STATED TASK :: Report the number of lines that include "value", with no additional text.

start

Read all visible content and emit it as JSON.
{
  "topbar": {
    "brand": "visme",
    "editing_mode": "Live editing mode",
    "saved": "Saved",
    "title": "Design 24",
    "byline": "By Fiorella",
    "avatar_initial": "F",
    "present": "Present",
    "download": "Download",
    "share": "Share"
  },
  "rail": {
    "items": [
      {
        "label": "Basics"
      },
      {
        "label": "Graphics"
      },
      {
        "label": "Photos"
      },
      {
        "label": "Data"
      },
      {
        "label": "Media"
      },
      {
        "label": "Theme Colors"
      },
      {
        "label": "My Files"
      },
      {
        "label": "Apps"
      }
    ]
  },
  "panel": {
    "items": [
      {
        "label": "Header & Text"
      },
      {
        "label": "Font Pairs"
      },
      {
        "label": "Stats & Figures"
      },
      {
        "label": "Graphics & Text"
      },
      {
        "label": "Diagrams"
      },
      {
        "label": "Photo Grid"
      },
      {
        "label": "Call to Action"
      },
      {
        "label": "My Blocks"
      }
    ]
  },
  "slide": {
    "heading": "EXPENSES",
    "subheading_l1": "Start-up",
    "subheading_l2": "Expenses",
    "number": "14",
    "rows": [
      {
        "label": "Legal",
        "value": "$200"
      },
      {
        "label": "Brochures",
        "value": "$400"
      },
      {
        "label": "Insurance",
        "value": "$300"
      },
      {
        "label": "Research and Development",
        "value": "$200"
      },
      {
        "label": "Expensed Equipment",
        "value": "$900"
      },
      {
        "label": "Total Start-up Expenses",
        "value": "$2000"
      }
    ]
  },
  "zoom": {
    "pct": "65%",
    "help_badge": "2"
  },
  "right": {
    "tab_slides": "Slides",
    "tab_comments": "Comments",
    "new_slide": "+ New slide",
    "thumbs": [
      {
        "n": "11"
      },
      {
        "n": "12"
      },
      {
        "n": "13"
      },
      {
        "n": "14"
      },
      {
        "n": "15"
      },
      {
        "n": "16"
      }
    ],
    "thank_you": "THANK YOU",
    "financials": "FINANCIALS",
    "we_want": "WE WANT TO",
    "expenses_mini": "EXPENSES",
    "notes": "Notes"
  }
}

end

FULL RESPONSE :: 6